THE EXERCISE:
Reproduce every entry that follows word for word, but omit the images.

* Start TASK INPUT *

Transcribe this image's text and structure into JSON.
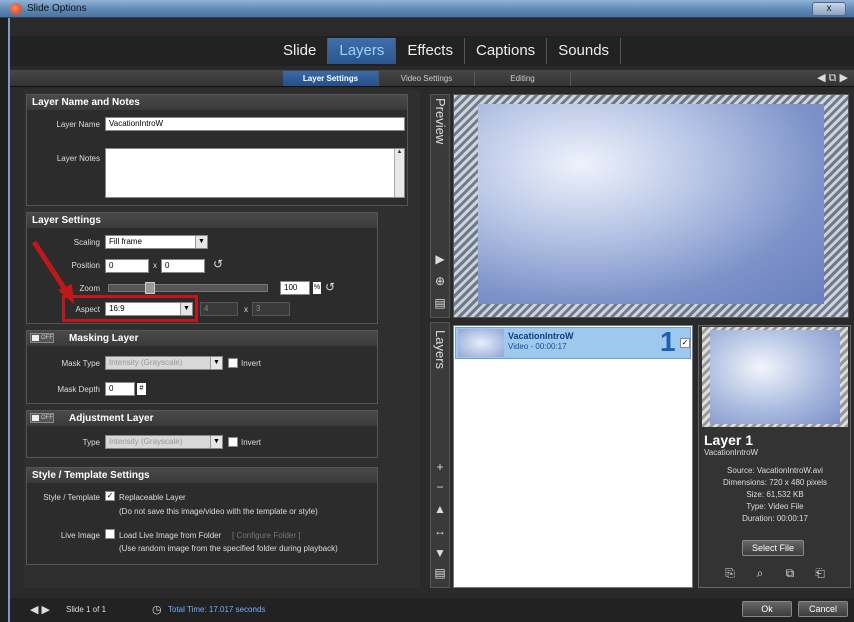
{
  "window": {
    "title": "Slide Options",
    "close": "x"
  },
  "main_tabs": [
    "Slide",
    "Layers",
    "Effects",
    "Captions",
    "Sounds"
  ],
  "sub_tabs": [
    "Layer Settings",
    "Video Settings",
    "Editing"
  ],
  "layer_name_notes": {
    "title": "Layer Name and Notes",
    "name_label": "Layer Name",
    "name_value": "VacationIntroW",
    "notes_label": "Layer Notes"
  },
  "layer_settings": {
    "title": "Layer Settings",
    "scaling_label": "Scaling",
    "scaling_value": "Fill frame",
    "position_label": "Position",
    "pos_x": "0",
    "pos_y": "0",
    "pos_sep": "x",
    "zoom_label": "Zoom",
    "zoom_value": "100",
    "zoom_unit": "%",
    "aspect_label": "Aspect",
    "aspect_value": "16:9",
    "aspect_w": "4",
    "aspect_h": "3",
    "aspect_sep": "x"
  },
  "masking": {
    "title": "Masking Layer",
    "off": "OFF",
    "type_label": "Mask Type",
    "type_value": "Intensity (Grayscale)",
    "invert": "Invert",
    "depth_label": "Mask Depth",
    "depth_value": "0",
    "depth_suffix": "#"
  },
  "adjustment": {
    "title": "Adjustment Layer",
    "off": "OFF",
    "type_label": "Type",
    "type_value": "Intensity (Grayscale)",
    "invert": "Invert"
  },
  "style_template": {
    "title": "Style / Template Settings",
    "st_label": "Style / Template",
    "replaceable": "Replaceable Layer",
    "replaceable_note": "(Do not save this image/video with the template or style)",
    "live_label": "Live Image",
    "live_text": "Load Live Image from Folder",
    "configure": "[ Configure Folder ]",
    "live_note": "(Use random image from the specified folder during playback)"
  },
  "preview": {
    "label": "Preview"
  },
  "layers_panel": {
    "label": "Layers",
    "item_name": "VacationIntroW",
    "item_sub": "Video - 00:00:17",
    "item_number": "1"
  },
  "layer_info": {
    "title": "Layer 1",
    "name": "VacationIntroW",
    "source": "Source: VacationIntroW.avi",
    "dimensions": "Dimensions: 720 x 480 pixels",
    "size": "Size: 61,532 KB",
    "type": "Type: Video File",
    "duration": "Duration: 00:00:17",
    "select_file": "Select File"
  },
  "footer": {
    "slide": "Slide 1 of 1",
    "total_time": "Total Time: 17.017 seconds",
    "ok": "Ok",
    "cancel": "Cancel"
  },
  "colors": {
    "accent": "#2a5690",
    "highlight": "#c0171b"
  }
}
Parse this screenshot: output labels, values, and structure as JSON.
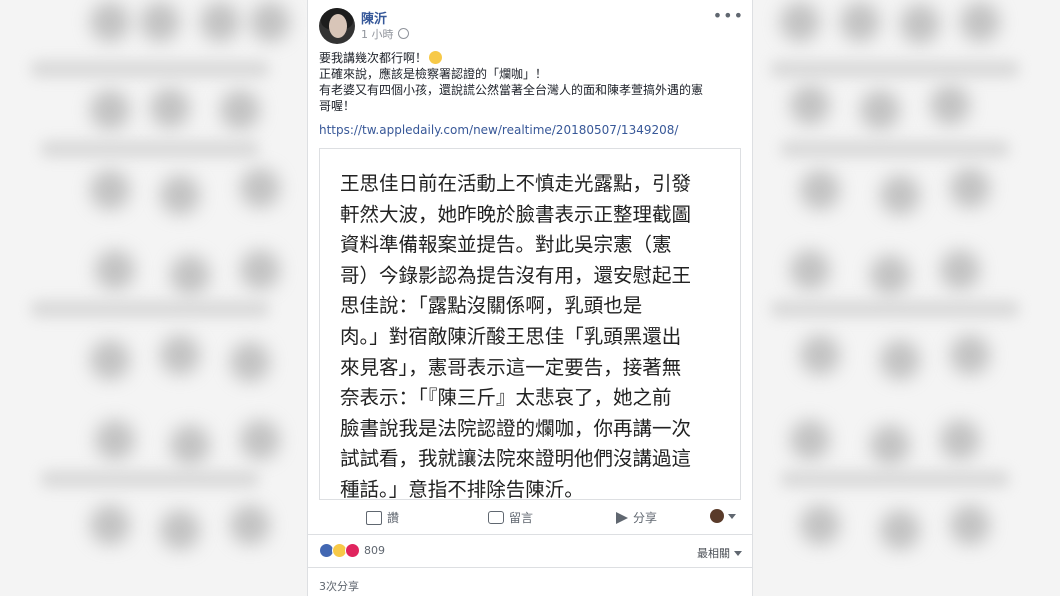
{
  "post": {
    "author": "陳沂",
    "time": "1 小時",
    "more": "•••",
    "lines": [
      "要我講幾次都行啊！",
      "正確來說，應該是檢察署認證的「爛咖」！",
      "有老婆又有四個小孩，還說謊公然當著全台灣人的面和陳孝萱搞外遇的憲",
      "哥喔！"
    ],
    "link": "https://tw.appledaily.com/new/realtime/20180507/1349208/"
  },
  "quote": {
    "lines": [
      "王思佳日前在活動上不慎走光露點，引發",
      "軒然大波，她昨晚於臉書表示正整理截圖",
      "資料準備報案並提告。對此吳宗憲（憲",
      "哥）今錄影認為提告沒有用，還安慰起王",
      "思佳說：「露點沒關係啊，乳頭也是",
      "肉。」對宿敵陳沂酸王思佳「乳頭黑還出",
      "來見客」，憲哥表示這一定要告，接著無",
      "奈表示：「『陳三斤』太悲哀了，她之前",
      "臉書說我是法院認證的爛咖，你再講一次",
      "試試看，我就讓法院來證明他們沒講過這",
      "種話。」意指不排除告陳沂。"
    ]
  },
  "actions": {
    "like": "讚",
    "comment": "留言",
    "share": "分享"
  },
  "reactions": {
    "count": "809",
    "sort": "最相關",
    "shares": "3次分享"
  }
}
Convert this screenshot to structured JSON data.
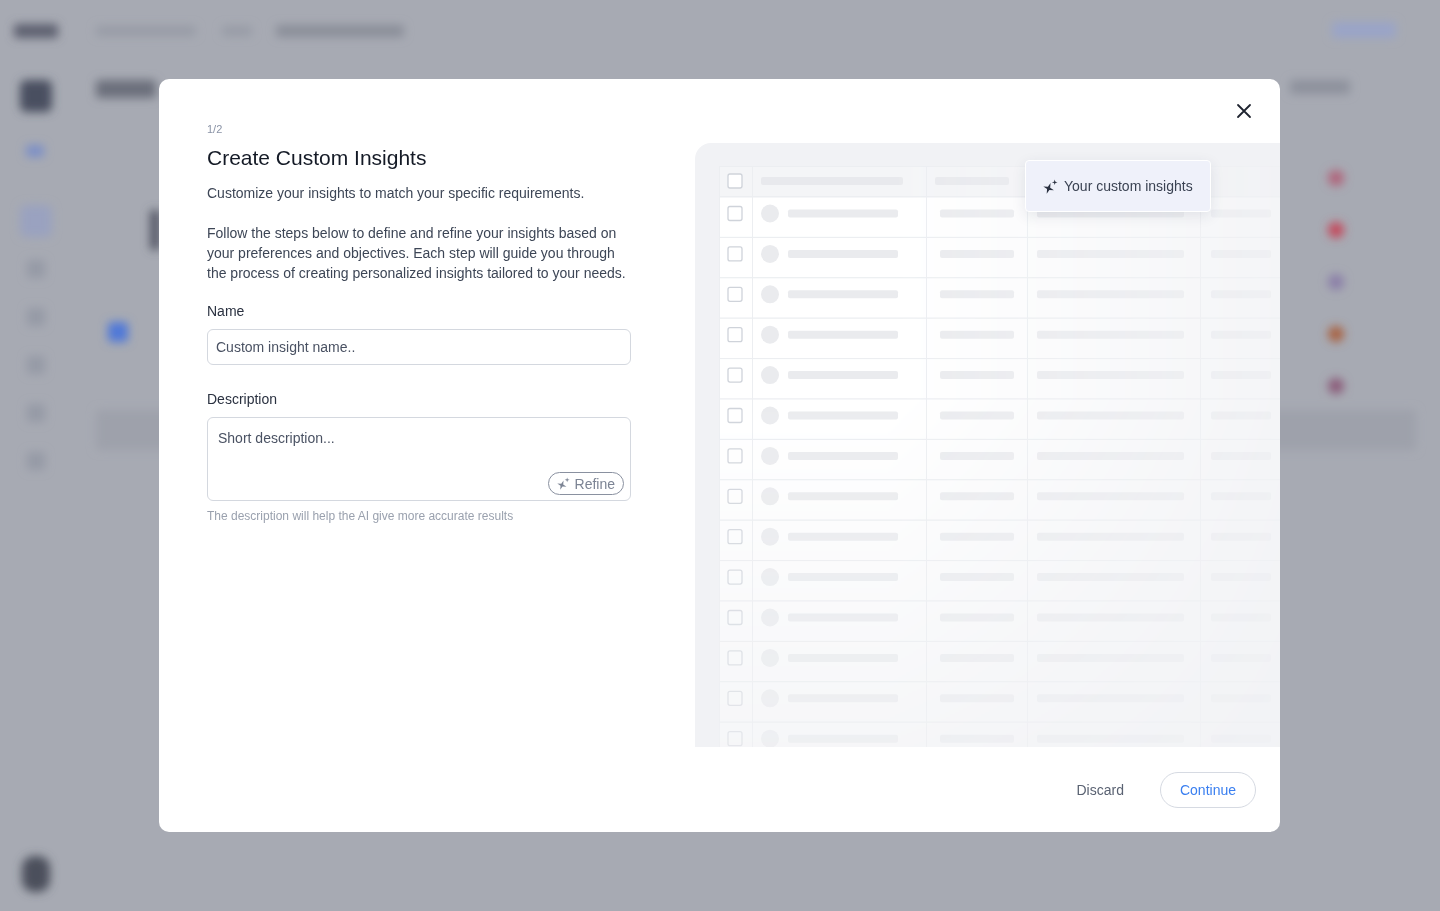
{
  "dialog": {
    "step": "1/2",
    "title": "Create Custom Insights",
    "paragraphs": [
      "Customize your insights to match your specific requirements.",
      "Follow the steps below to define and refine your insights based on your preferences and objectives. Each step will guide you through the process of creating personalized insights tailored to your needs."
    ],
    "fields": [
      {
        "kind": "input",
        "label": "Name",
        "placeholder": "Custom insight name.."
      },
      {
        "kind": "textarea",
        "label": "Description",
        "placeholder": "Short description...",
        "action": "Refine",
        "help": "The description will help the AI give more accurate results"
      }
    ],
    "preview": {
      "tooltip": "Your custom insights"
    },
    "buttons": [
      {
        "kind": "secondary",
        "label": "Discard"
      },
      {
        "kind": "primary",
        "label": "Continue"
      }
    ]
  }
}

* End TASK INPUT *

RESPONSE TO THIS EXERCISE:
Transcribe this image's text and structure into JSON.
{
  "window": {
    "title": "Slide Options",
    "close": "x"
  },
  "main_tabs": [
    "Slide",
    "Layers",
    "Effects",
    "Captions",
    "Sounds"
  ],
  "sub_tabs": [
    "Layer Settings",
    "Video Settings",
    "Editing"
  ],
  "layer_name_notes": {
    "title": "Layer Name and Notes",
    "name_label": "Layer Name",
    "name_value": "VacationIntroW",
    "notes_label": "Layer Notes"
  },
  "layer_settings": {
    "title": "Layer Settings",
    "scaling_label": "Scaling",
    "scaling_value": "Fill frame",
    "position_label": "Position",
    "pos_x": "0",
    "pos_y": "0",
    "pos_sep": "x",
    "zoom_label": "Zoom",
    "zoom_value": "100",
    "zoom_unit": "%",
    "aspect_label": "Aspect",
    "aspect_value": "16:9",
    "aspect_w": "4",
    "aspect_h": "3",
    "aspect_sep": "x"
  },
  "masking": {
    "title": "Masking Layer",
    "off": "OFF",
    "type_label": "Mask Type",
    "type_value": "Intensity (Grayscale)",
    "invert": "Invert",
    "depth_label": "Mask Depth",
    "depth_value": "0",
    "depth_suffix": "#"
  },
  "adjustment": {
    "title": "Adjustment Layer",
    "off": "OFF",
    "type_label": "Type",
    "type_value": "Intensity (Grayscale)",
    "invert": "Invert"
  },
  "style_template": {
    "title": "Style / Template Settings",
    "st_label": "Style / Template",
    "replaceable": "Replaceable Layer",
    "replaceable_note": "(Do not save this image/video with the template or style)",
    "live_label": "Live Image",
    "live_text": "Load Live Image from Folder",
    "configure": "[ Configure Folder ]",
    "live_note": "(Use random image from the specified folder during playback)"
  },
  "preview": {
    "label": "Preview"
  },
  "layers_panel": {
    "label": "Layers",
    "item_name": "VacationIntroW",
    "item_sub": "Video - 00:00:17",
    "item_number": "1"
  },
  "layer_info": {
    "title": "Layer 1",
    "name": "VacationIntroW",
    "source": "Source: VacationIntroW.avi",
    "dimensions": "Dimensions: 720 x 480 pixels",
    "size": "Size: 61,532 KB",
    "type": "Type: Video File",
    "duration": "Duration: 00:00:17",
    "select_file": "Select File"
  },
  "footer": {
    "slide": "Slide 1 of 1",
    "total_time": "Total Time: 17.017 seconds",
    "ok": "Ok",
    "cancel": "Cancel"
  },
  "colors": {
    "accent": "#2a5690",
    "highlight": "#c0171b"
  }
}
Parse this screenshot: output labels, values, and structure as JSON.
{
  "post": {
    "author": "陳沂",
    "time": "1 小時",
    "more": "•••",
    "lines": [
      "要我講幾次都行啊！",
      "正確來說，應該是檢察署認證的「爛咖」！",
      "有老婆又有四個小孩，還說謊公然當著全台灣人的面和陳孝萱搞外遇的憲",
      "哥喔！"
    ],
    "link": "https://tw.appledaily.com/new/realtime/20180507/1349208/"
  },
  "quote": {
    "lines": [
      "王思佳日前在活動上不慎走光露點，引發",
      "軒然大波，她昨晚於臉書表示正整理截圖",
      "資料準備報案並提告。對此吳宗憲（憲",
      "哥）今錄影認為提告沒有用，還安慰起王",
      "思佳說：「露點沒關係啊，乳頭也是",
      "肉。」對宿敵陳沂酸王思佳「乳頭黑還出",
      "來見客」，憲哥表示這一定要告，接著無",
      "奈表示：「『陳三斤』太悲哀了，她之前",
      "臉書說我是法院認證的爛咖，你再講一次",
      "試試看，我就讓法院來證明他們沒講過這",
      "種話。」意指不排除告陳沂。"
    ]
  },
  "actions": {
    "like": "讚",
    "comment": "留言",
    "share": "分享"
  },
  "reactions": {
    "count": "809",
    "sort": "最相關",
    "shares": "3次分享"
  }
}
Convert this screenshot to structured JSON data.
{
  "dialog": {
    "step": "1/2",
    "title": "Create Custom Insights",
    "paragraphs": [
      "Customize your insights to match your specific requirements.",
      "Follow the steps below to define and refine your insights based on your preferences and objectives. Each step will guide you through the process of creating personalized insights tailored to your needs."
    ],
    "fields": [
      {
        "kind": "input",
        "label": "Name",
        "placeholder": "Custom insight name.."
      },
      {
        "kind": "textarea",
        "label": "Description",
        "placeholder": "Short description...",
        "action": "Refine",
        "help": "The description will help the AI give more accurate results"
      }
    ],
    "preview": {
      "tooltip": "Your custom insights"
    },
    "buttons": [
      {
        "kind": "secondary",
        "label": "Discard"
      },
      {
        "kind": "primary",
        "label": "Continue"
      }
    ]
  }
}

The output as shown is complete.